What needs to be done: Retype all of the lines below character for character, leaving the pictures out of your copy.
+===+
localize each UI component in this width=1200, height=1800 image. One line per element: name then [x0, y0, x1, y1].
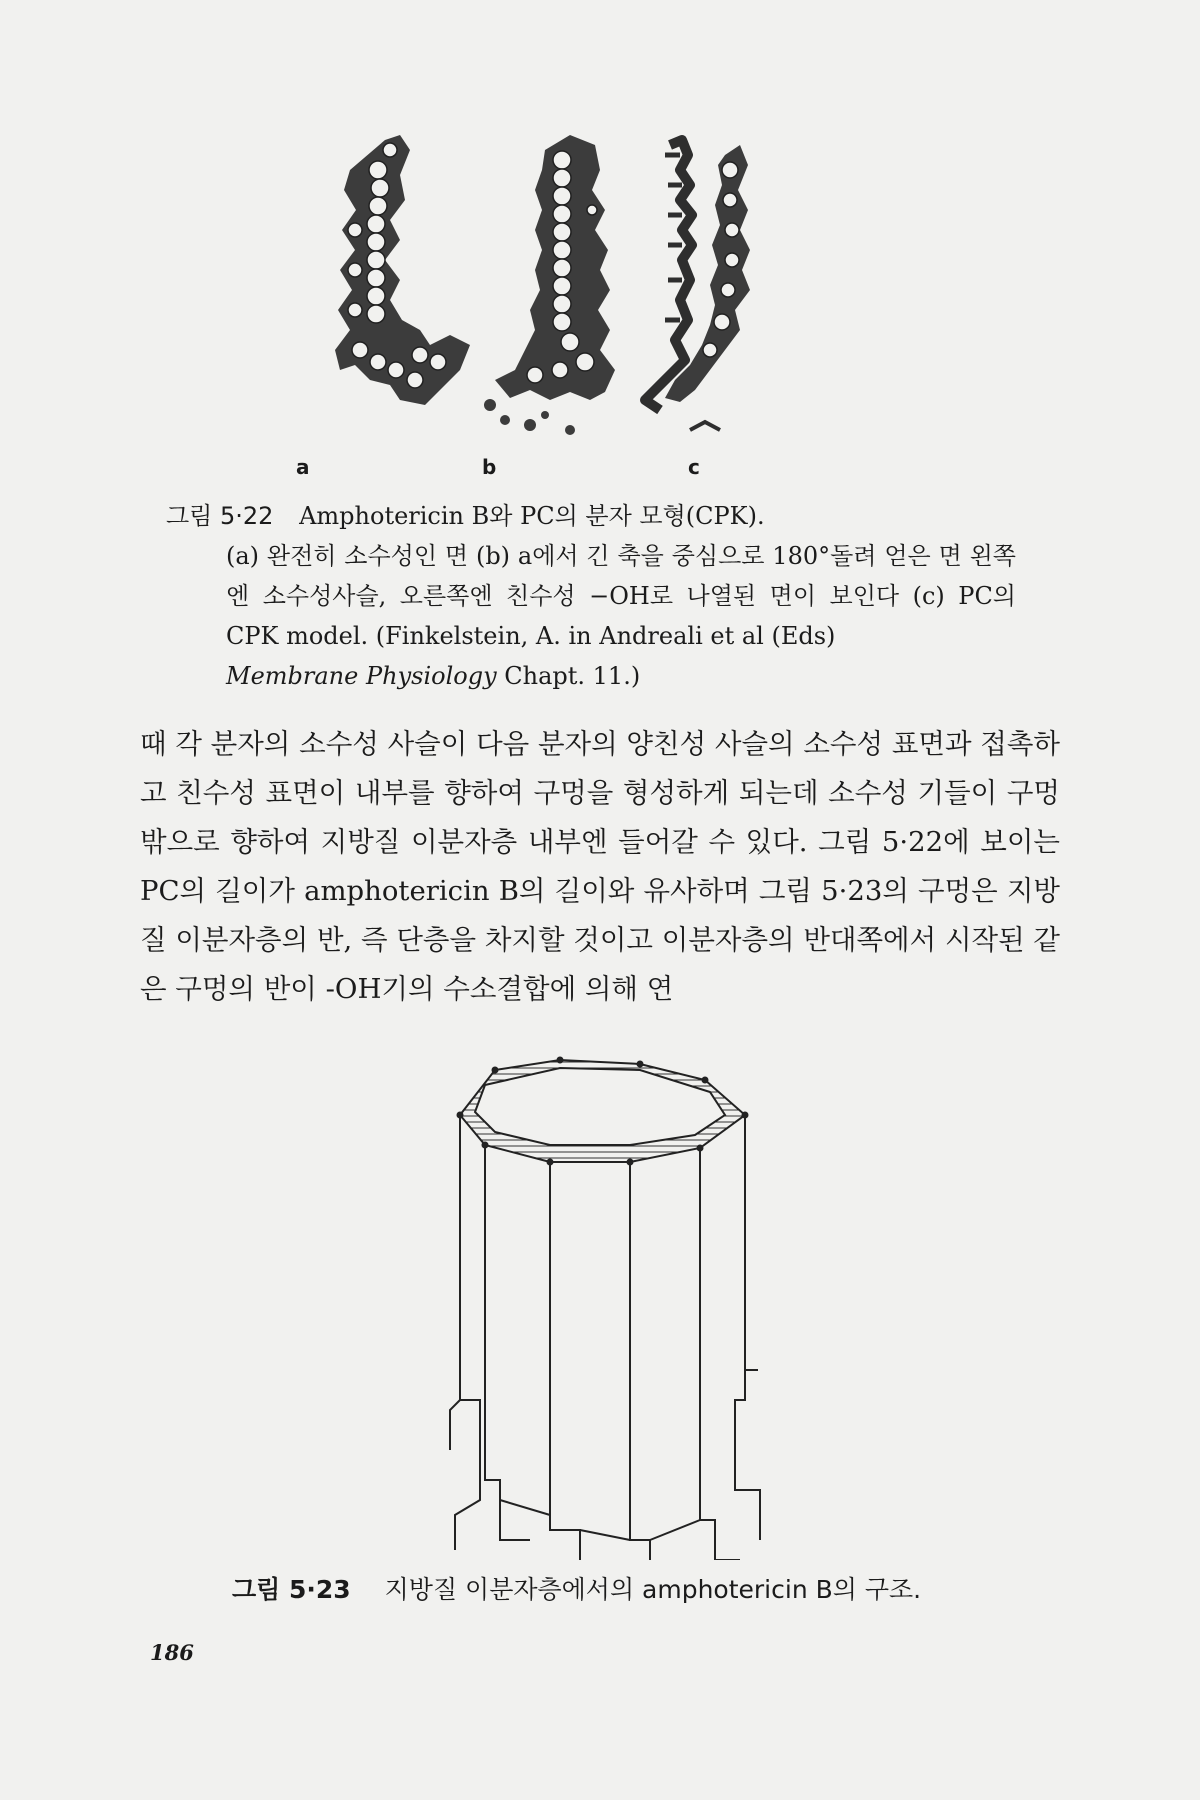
figure-5-23-caption: [232, 1570, 1012, 1606]
figure-5-22-source-chapter: Chapt. 11.): [504, 662, 641, 690]
panel-label-b: b: [482, 455, 497, 479]
figure-5-22-label: 그림 5·22: [166, 502, 274, 530]
body-paragraph: 때 각 분자의 소수성 사슬이 다음 분자의 양친성 사슬의 소수성 표면과 접촉하고 친수성 표면이 내부를 향하여 구멍을 형성하게 되는데 소수성 기들이 구멍 밖으로 향하여 지방질 이분자층 내부엔 들어갈 수 있다. 그림 5·22에 보이는 PC의 길이가 amphotericin B의 길이와 유사하며 그림 5·23의 구멍은 지방질 이분자층의 반, 즉 단층을 차지할 것이고 이분자층의 반대쪽에서 시작된 같은 구멍의 반이 -OH기의 수소결합에 의해 연: [140, 728, 1060, 1005]
figure-5-22-caption: [166, 496, 1016, 696]
model-a-image: [335, 135, 470, 405]
model-b-image: [484, 135, 615, 435]
panel-label-c: c: [688, 455, 700, 479]
model-c-image: [645, 140, 750, 430]
page-number: 186: [150, 1640, 194, 1665]
figure-5-22-body: (a) 완전히 소수성인 면 (b) a에서 긴 축을 중심으로 180°돌려 얻은 면 왼쪽엔 소수성사슬, 오른쪽엔 친수성 −OH로 나열된 면이 보인다 (c) PC의 CPK model. (Finkelstein, A. in Andreali et al (Eds): [226, 542, 1016, 650]
pore-structure-figure: [440, 1050, 770, 1560]
cpk-model-figure: [330, 130, 850, 465]
figure-5-23-label: 그림 5·23: [232, 1575, 351, 1604]
figure-5-22-title: Amphotericin B와 PC의 분자 모형(CPK).: [299, 502, 765, 530]
panel-label-a: a: [296, 455, 310, 479]
figure-5-22-source-italic: Membrane Physiology: [226, 662, 497, 690]
figure-5-23-text: 지방질 이분자층에서의 amphotericin B의 구조.: [384, 1575, 922, 1604]
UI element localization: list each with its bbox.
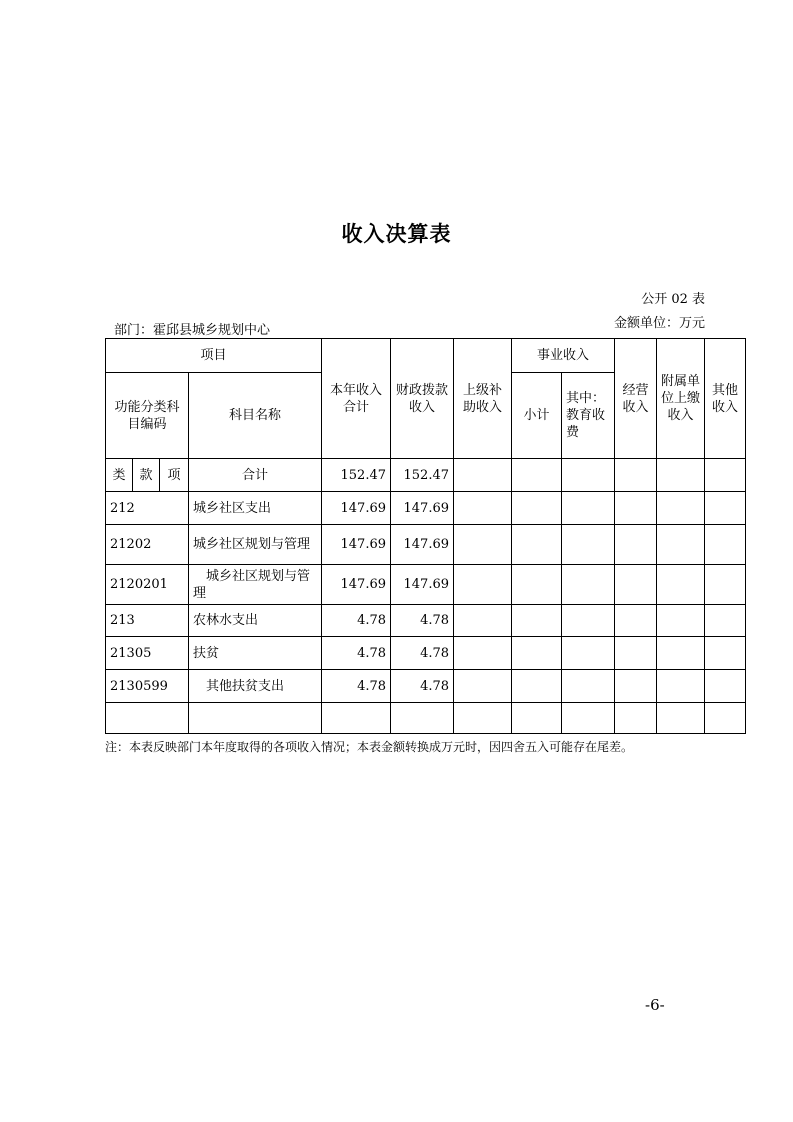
header-total-income: 本年收入合计 bbox=[322, 339, 391, 459]
row-code: 212 bbox=[106, 492, 189, 525]
header-lei: 类 bbox=[106, 459, 133, 492]
header-education-fee: 其中：教育收费 bbox=[562, 373, 615, 459]
row-total: 147.69 bbox=[322, 525, 391, 565]
row-total: 4.78 bbox=[322, 637, 391, 670]
row-fiscal: 147.69 bbox=[391, 525, 454, 565]
row-code: 2120201 bbox=[106, 565, 189, 605]
header-business-income: 事业收入 bbox=[512, 339, 615, 373]
empty-row bbox=[106, 703, 746, 734]
header-affiliated: 附属单位上缴收入 bbox=[657, 339, 705, 459]
header-project: 项目 bbox=[106, 339, 322, 373]
table-row bbox=[106, 492, 746, 525]
row-code: 213 bbox=[106, 605, 189, 637]
row-code: 2130599 bbox=[106, 670, 189, 703]
table-row bbox=[106, 525, 746, 565]
row-code: 21305 bbox=[106, 637, 189, 670]
row-name: 城乡社区规划与管理 bbox=[189, 565, 322, 605]
total-row-fiscal: 152.47 bbox=[391, 459, 454, 492]
department-label: 部门：霍邱县城乡规划中心 bbox=[114, 323, 271, 338]
row-name: 城乡社区规划与管理 bbox=[189, 525, 322, 565]
header-superior-grant: 上级补助收入 bbox=[454, 339, 512, 459]
table-row bbox=[106, 670, 746, 703]
table-row bbox=[106, 565, 746, 605]
form-number: 公开 02 表 bbox=[641, 292, 705, 307]
header-xiang: 项 bbox=[160, 459, 189, 492]
total-row-total: 152.47 bbox=[322, 459, 391, 492]
total-row-label: 合计 bbox=[189, 459, 322, 492]
header-subject-name: 科目名称 bbox=[189, 373, 322, 459]
table-row bbox=[106, 605, 746, 637]
income-table bbox=[105, 338, 746, 734]
row-fiscal: 4.78 bbox=[391, 670, 454, 703]
row-total: 4.78 bbox=[322, 605, 391, 637]
row-total: 4.78 bbox=[322, 670, 391, 703]
row-name: 城乡社区支出 bbox=[189, 492, 322, 525]
page-number: -6- bbox=[645, 996, 665, 1014]
row-name: 其他扶贫支出 bbox=[189, 670, 322, 703]
header-other: 其他收入 bbox=[705, 339, 746, 459]
header-func-code: 功能分类科目编码 bbox=[106, 373, 189, 459]
footnote: 注：本表反映部门本年度取得的各项收入情况；本表金额转换成万元时，因四舍五入可能存在尾差。 bbox=[105, 740, 634, 754]
row-fiscal: 4.78 bbox=[391, 637, 454, 670]
header-kuan: 款 bbox=[133, 459, 160, 492]
row-total: 147.69 bbox=[322, 565, 391, 605]
row-fiscal: 147.69 bbox=[391, 492, 454, 525]
row-code: 21202 bbox=[106, 525, 189, 565]
table-row bbox=[106, 637, 746, 670]
row-total: 147.69 bbox=[322, 492, 391, 525]
row-fiscal: 147.69 bbox=[391, 565, 454, 605]
amount-unit: 金额单位：万元 bbox=[613, 316, 705, 331]
row-name: 农林水支出 bbox=[189, 605, 322, 637]
document-title: 收入决算表 bbox=[341, 222, 452, 246]
header-fiscal: 财政拨款收入 bbox=[391, 339, 454, 459]
row-name: 扶贫 bbox=[189, 637, 322, 670]
row-fiscal: 4.78 bbox=[391, 605, 454, 637]
header-operating: 经营收入 bbox=[615, 339, 657, 459]
header-subtotal: 小计 bbox=[512, 373, 562, 459]
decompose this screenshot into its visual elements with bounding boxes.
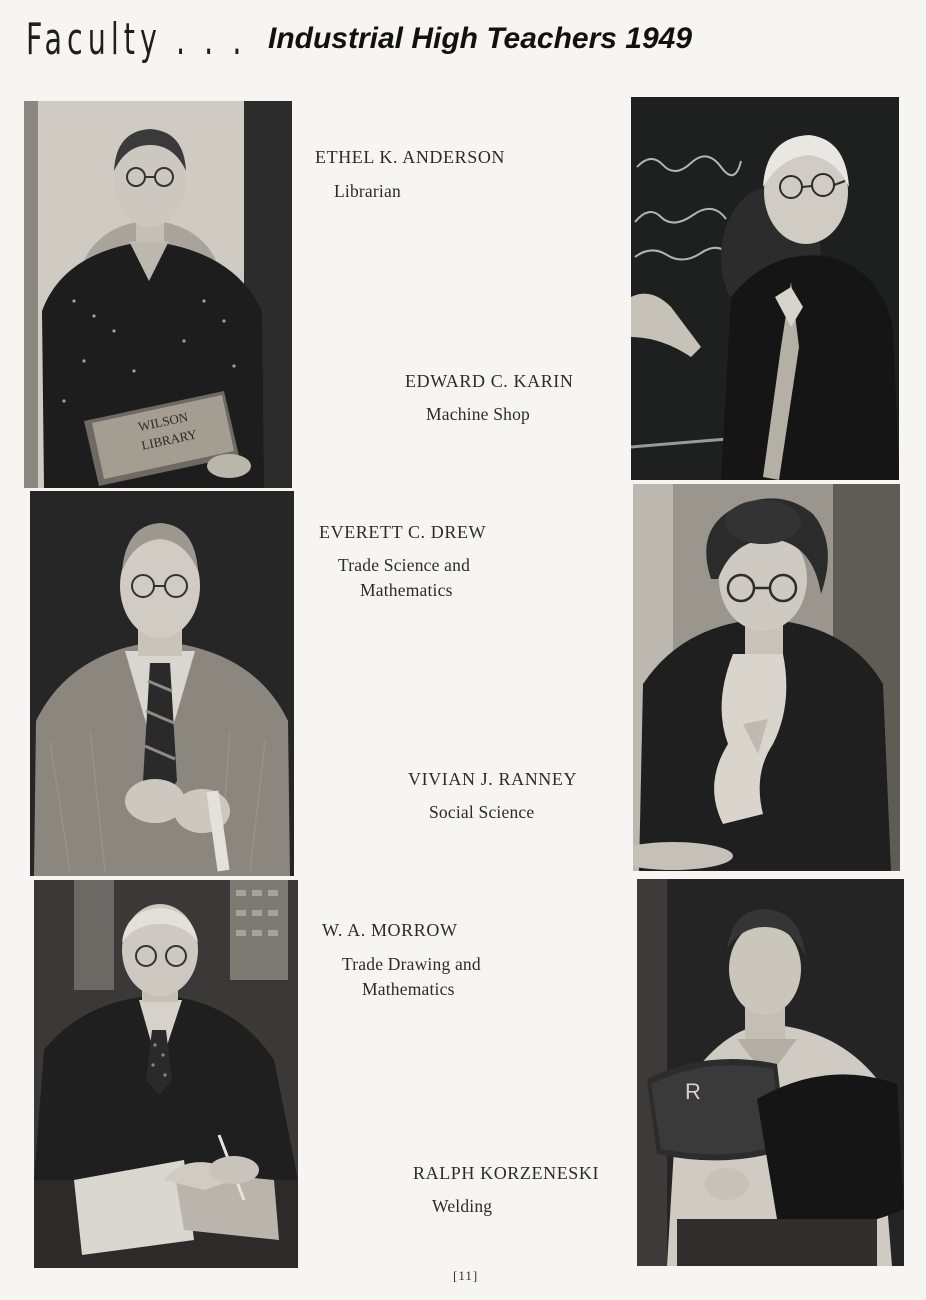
page-number: [11]: [453, 1268, 479, 1283]
faculty-heading: Faculty . . .: [26, 14, 247, 65]
teacher-name: RALPH KORZENESKI: [413, 1163, 600, 1183]
teacher-subject: Welding: [432, 1196, 493, 1216]
teacher-subject: Trade Science and: [338, 555, 471, 575]
photo-vivian-ranney: [633, 484, 900, 871]
teacher-subject: Mathematics: [360, 580, 453, 600]
photo-edward-karin: [631, 97, 899, 480]
photo-wa-morrow: [34, 880, 298, 1268]
photo-ethel-anderson: [24, 101, 292, 488]
teacher-name: ETHEL K. ANDERSON: [315, 147, 506, 167]
teacher-subject: Librarian: [334, 181, 401, 201]
book-subtitle-text: LIBRARY: [139, 426, 199, 453]
teacher-subject: Mathematics: [362, 979, 455, 999]
page-title: Industrial High Teachers 1949: [268, 22, 693, 55]
photo-ralph-korzeneski: [637, 879, 904, 1266]
teacher-subject: Machine Shop: [426, 404, 530, 424]
teacher-subject: Trade Drawing and: [342, 954, 481, 974]
teacher-name: EDWARD C. KARIN: [405, 371, 574, 391]
helmet-letter: R: [685, 1079, 701, 1104]
photo-everett-drew: [30, 491, 294, 876]
teacher-name: EVERETT C. DREW: [319, 522, 487, 542]
teacher-name: VIVIAN J. RANNEY: [408, 769, 578, 789]
teacher-subject: Social Science: [429, 802, 535, 822]
book-title-text: WILSON: [136, 409, 190, 435]
teacher-name: W. A. MORROW: [322, 920, 458, 940]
+===+
Exercise output:
localize each UI component in this width=1200, height=1800 image. One line per element: name then [x0, y0, x1, y1].
figure-5-23-caption: [232, 1570, 1012, 1606]
figure-5-22-source-chapter: Chapt. 11.): [504, 662, 641, 690]
panel-label-b: b: [482, 455, 497, 479]
figure-5-22-label: 그림 5·22: [166, 502, 274, 530]
body-paragraph: 때 각 분자의 소수성 사슬이 다음 분자의 양친성 사슬의 소수성 표면과 접촉하고 친수성 표면이 내부를 향하여 구멍을 형성하게 되는데 소수성 기들이 구멍 밖으로 향하여 지방질 이분자층 내부엔 들어갈 수 있다. 그림 5·22에 보이는 PC의 길이가 amphotericin B의 길이와 유사하며 그림 5·23의 구멍은 지방질 이분자층의 반, 즉 단층을 차지할 것이고 이분자층의 반대쪽에서 시작된 같은 구멍의 반이 -OH기의 수소결합에 의해 연: [140, 728, 1060, 1005]
figure-5-22-caption: [166, 496, 1016, 696]
model-a-image: [335, 135, 470, 405]
model-b-image: [484, 135, 615, 435]
panel-label-c: c: [688, 455, 700, 479]
model-c-image: [645, 140, 750, 430]
page-number: 186: [150, 1640, 194, 1665]
figure-5-22-body: (a) 완전히 소수성인 면 (b) a에서 긴 축을 중심으로 180°돌려 얻은 면 왼쪽엔 소수성사슬, 오른쪽엔 친수성 −OH로 나열된 면이 보인다 (c) PC의 CPK model. (Finkelstein, A. in Andreali et al (Eds): [226, 542, 1016, 650]
pore-structure-figure: [440, 1050, 770, 1560]
cpk-model-figure: [330, 130, 850, 465]
figure-5-23-label: 그림 5·23: [232, 1575, 351, 1604]
figure-5-22-title: Amphotericin B와 PC의 분자 모형(CPK).: [299, 502, 765, 530]
panel-label-a: a: [296, 455, 310, 479]
figure-5-22-source-italic: Membrane Physiology: [226, 662, 497, 690]
figure-5-23-text: 지방질 이분자층에서의 amphotericin B의 구조.: [384, 1575, 922, 1604]
UI element localization: list each with its bbox.
header-total-income: 本年收入合计 bbox=[322, 339, 391, 459]
row-code: 212 bbox=[106, 492, 189, 525]
header-lei: 类 bbox=[106, 459, 133, 492]
header-education-fee: 其中：教育收费 bbox=[562, 373, 615, 459]
row-total: 147.69 bbox=[322, 525, 391, 565]
row-total: 4.78 bbox=[322, 637, 391, 670]
row-fiscal: 147.69 bbox=[391, 525, 454, 565]
row-code: 2120201 bbox=[106, 565, 189, 605]
header-business-income: 事业收入 bbox=[512, 339, 615, 373]
empty-row bbox=[106, 703, 746, 734]
header-affiliated: 附属单位上缴收入 bbox=[657, 339, 705, 459]
header-project: 项目 bbox=[106, 339, 322, 373]
table-row bbox=[106, 492, 746, 525]
row-code: 213 bbox=[106, 605, 189, 637]
row-code: 2130599 bbox=[106, 670, 189, 703]
table-row bbox=[106, 525, 746, 565]
row-code: 21305 bbox=[106, 637, 189, 670]
row-name: 城乡社区规划与管理 bbox=[189, 565, 322, 605]
total-row-fiscal: 152.47 bbox=[391, 459, 454, 492]
department-label: 部门：霍邱县城乡规划中心 bbox=[114, 323, 271, 338]
row-name: 城乡社区规划与管理 bbox=[189, 525, 322, 565]
header-superior-grant: 上级补助收入 bbox=[454, 339, 512, 459]
table-row bbox=[106, 670, 746, 703]
table-row bbox=[106, 565, 746, 605]
form-number: 公开 02 表 bbox=[641, 292, 705, 307]
header-xiang: 项 bbox=[160, 459, 189, 492]
total-row-total: 152.47 bbox=[322, 459, 391, 492]
total-row-label: 合计 bbox=[189, 459, 322, 492]
header-subject-name: 科目名称 bbox=[189, 373, 322, 459]
table-row bbox=[106, 605, 746, 637]
income-table bbox=[105, 338, 746, 734]
row-fiscal: 4.78 bbox=[391, 670, 454, 703]
row-total: 4.78 bbox=[322, 605, 391, 637]
row-total: 4.78 bbox=[322, 670, 391, 703]
row-name: 城乡社区支出 bbox=[189, 492, 322, 525]
page-number: -6- bbox=[645, 996, 665, 1014]
row-name: 其他扶贫支出 bbox=[189, 670, 322, 703]
header-other: 其他收入 bbox=[705, 339, 746, 459]
header-func-code: 功能分类科目编码 bbox=[106, 373, 189, 459]
footnote: 注：本表反映部门本年度取得的各项收入情况；本表金额转换成万元时，因四舍五入可能存在尾差。 bbox=[105, 740, 634, 754]
row-fiscal: 4.78 bbox=[391, 637, 454, 670]
header-kuan: 款 bbox=[133, 459, 160, 492]
row-total: 147.69 bbox=[322, 565, 391, 605]
row-fiscal: 147.69 bbox=[391, 492, 454, 525]
row-code: 21202 bbox=[106, 525, 189, 565]
table-row bbox=[106, 637, 746, 670]
row-total: 147.69 bbox=[322, 492, 391, 525]
row-fiscal: 147.69 bbox=[391, 565, 454, 605]
amount-unit: 金额单位：万元 bbox=[613, 316, 705, 331]
row-name: 农林水支出 bbox=[189, 605, 322, 637]
document-title: 收入决算表 bbox=[341, 222, 452, 246]
header-fiscal: 财政拨款收入 bbox=[391, 339, 454, 459]
row-name: 扶贫 bbox=[189, 637, 322, 670]
row-fiscal: 4.78 bbox=[391, 605, 454, 637]
header-operating: 经营收入 bbox=[615, 339, 657, 459]
header-subtotal: 小计 bbox=[512, 373, 562, 459]
decompose this screenshot into its visual elements with bounding boxes.
page-number: [11]: [453, 1268, 479, 1283]
faculty-heading: Faculty . . .: [26, 14, 247, 65]
teacher-name: RALPH KORZENESKI: [413, 1163, 600, 1183]
teacher-subject: Welding: [432, 1196, 493, 1216]
teacher-subject: Trade Science and: [338, 555, 471, 575]
photo-vivian-ranney: [633, 484, 900, 871]
teacher-subject: Mathematics: [360, 580, 453, 600]
photo-edward-karin: [631, 97, 899, 480]
photo-wa-morrow: [34, 880, 298, 1268]
photo-ethel-anderson: [24, 101, 292, 488]
teacher-name: ETHEL K. ANDERSON: [315, 147, 506, 167]
teacher-subject: Librarian: [334, 181, 401, 201]
book-subtitle-text: LIBRARY: [139, 426, 199, 453]
teacher-subject: Mathematics: [362, 979, 455, 999]
page-title: Industrial High Teachers 1949: [268, 22, 693, 55]
photo-ralph-korzeneski: [637, 879, 904, 1266]
teacher-subject: Machine Shop: [426, 404, 530, 424]
teacher-subject: Trade Drawing and: [342, 954, 481, 974]
teacher-name: EDWARD C. KARIN: [405, 371, 574, 391]
helmet-letter: R: [685, 1079, 701, 1104]
photo-everett-drew: [30, 491, 294, 876]
teacher-name: EVERETT C. DREW: [319, 522, 487, 542]
teacher-name: VIVIAN J. RANNEY: [408, 769, 578, 789]
teacher-subject: Social Science: [429, 802, 535, 822]
book-title-text: WILSON: [136, 409, 190, 435]
teacher-name: W. A. MORROW: [322, 920, 458, 940]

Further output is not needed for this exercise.